Required tasks:
a – Using the Monforte del Cid text, explain in one to three sentences why Pedro IV demoted the town back to a village and restored the name "Nompot".
b – According to the Monforte del Cid text, how far is the town from Alicante?
c – Retype a passage from the Monforte del Cid text, beginning at the words "Among the most" and stopping after the words "the A-31 road.".

Text provided:
━━━
Monforte del Cid is a village in the province of Alicante and autonomous community of Valencia, Spain.
The municipality covers an area of 79.5 km2 and as of 2011 had a population of 7,771 people.

==Toponymy==

See also: Mons Fortis (toponym) .
In the thirteenth century, the town was called Nompot (as stated in the charter of the city of Alicante). On December 28 of 1328 the king Alfonso "El Benigno" gave Nompot village as part of a series of towns and villages in inheritance to his other son, the infant "Fernando de la Cerda". In an account book of Don Fernando from 1355, it already mentions the town with the name of "Monfort".

After the conflict of "The Two Pedros" between Pedro I of Castile and Pedro IV of Aragon, Monfort tried to separate from the Crown of Aragon to switch to that of Castile. In punishment, Pedro IV demoted it back to the "village", returned the toponym "Nompot" and passed a law that said the population would remain "im perpetuom" to the, by then, Villa de Alicante. Approximately five years later, it retrieved the name of Monfort.

In 1708 the name was "translated" into Spanish as "Monforte" and in 1916, the Presidency of the Council of Ministers, according to Royal Decree of June 27 of 1916, adopted the name as "Monforte de la Rambla". But that same year, at a meeting at City Hall at the request of the majority of the population (who did not like that name) formally requested the change of name to the current "Monforte del Cid"; SIENDA approved the request by Royal Decree of 4 December 1916.

==Geography==

The municipality of Monforte del Cid is in the Vinalopó district, located in the geographical transition area from the mountain corridors to the arid interior plains of coastal Alicante. It is nestled in the center of the middle Valley of Vinalopó at an elevation of 230 m and has an area of 79.5 km2. It sits on a hill crowned by a medieval castle converted into a 17th century parish Church.

Among the most important mountain ranges in the area are the Sierra del Cid, with border populations at Elda and Petrel, and the Sierra de las Aguilas, near the border with the city of Alicante or Portichol, at 330 m high above sea level. The village of Orito is an important pilgrimage center for the veneration of the Roman Catholic saint, Paschal Baylón, who made his profession as a lay Religious brother at the Saint Joseph convent there. Several housing estates are located near Portichol, bordering the towns of Alicante, Elche, Aspe, Novelda, Agost and Petrel. The town is 21 km from Alicante, with easy access from the A-31 road.
━━━
Data to examine:

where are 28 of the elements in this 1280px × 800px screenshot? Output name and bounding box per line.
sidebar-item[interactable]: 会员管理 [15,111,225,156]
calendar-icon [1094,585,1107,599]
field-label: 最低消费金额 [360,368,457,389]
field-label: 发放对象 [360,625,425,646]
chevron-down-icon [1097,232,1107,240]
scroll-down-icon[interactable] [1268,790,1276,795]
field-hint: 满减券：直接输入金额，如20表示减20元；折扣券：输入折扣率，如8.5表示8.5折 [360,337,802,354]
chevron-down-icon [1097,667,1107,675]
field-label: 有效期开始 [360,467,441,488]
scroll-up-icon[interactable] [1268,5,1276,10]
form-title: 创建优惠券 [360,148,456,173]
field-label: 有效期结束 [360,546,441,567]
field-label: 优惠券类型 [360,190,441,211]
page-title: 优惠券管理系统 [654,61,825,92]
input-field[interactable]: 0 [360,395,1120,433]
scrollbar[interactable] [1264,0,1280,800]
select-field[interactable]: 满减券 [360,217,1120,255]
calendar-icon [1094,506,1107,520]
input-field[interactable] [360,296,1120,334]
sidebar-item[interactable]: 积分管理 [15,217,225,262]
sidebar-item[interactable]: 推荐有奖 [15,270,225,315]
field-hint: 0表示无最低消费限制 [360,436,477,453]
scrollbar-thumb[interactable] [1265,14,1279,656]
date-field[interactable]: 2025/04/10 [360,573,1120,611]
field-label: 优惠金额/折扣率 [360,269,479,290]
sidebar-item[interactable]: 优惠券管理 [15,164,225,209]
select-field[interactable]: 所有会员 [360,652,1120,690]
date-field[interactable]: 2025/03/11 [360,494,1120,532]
━━━
Answer list:
a – After the conflict of "The Two Pedros," Monfort tried to break away from the Crown of Aragon and join Castile. As punishment, Pedro IV demoted it to a village, gave back the name "Nompot," and made it subject "im perpetuom" to the Villa de Alicante.

b – 21 km.

c –
Among the most important mountain ranges in the area are the Sierra del Cid, with border populations at Elda and Petrel, and the Sierra de las Aguilas, near the border with the city of Alicante or Portichol, at 330 m high above sea level. The village of Orito is an important pilgrimage center for the veneration of the Roman Catholic saint, Paschal Baylón, who made his profession as a lay Religious brother at the Saint Joseph convent there. Several housing estates are located near Portichol, bordering the towns of Alicante, Elche, Aspe, Novelda, Agost and Petrel. The town is 21 km from Alicante, with easy access from the A-31 road.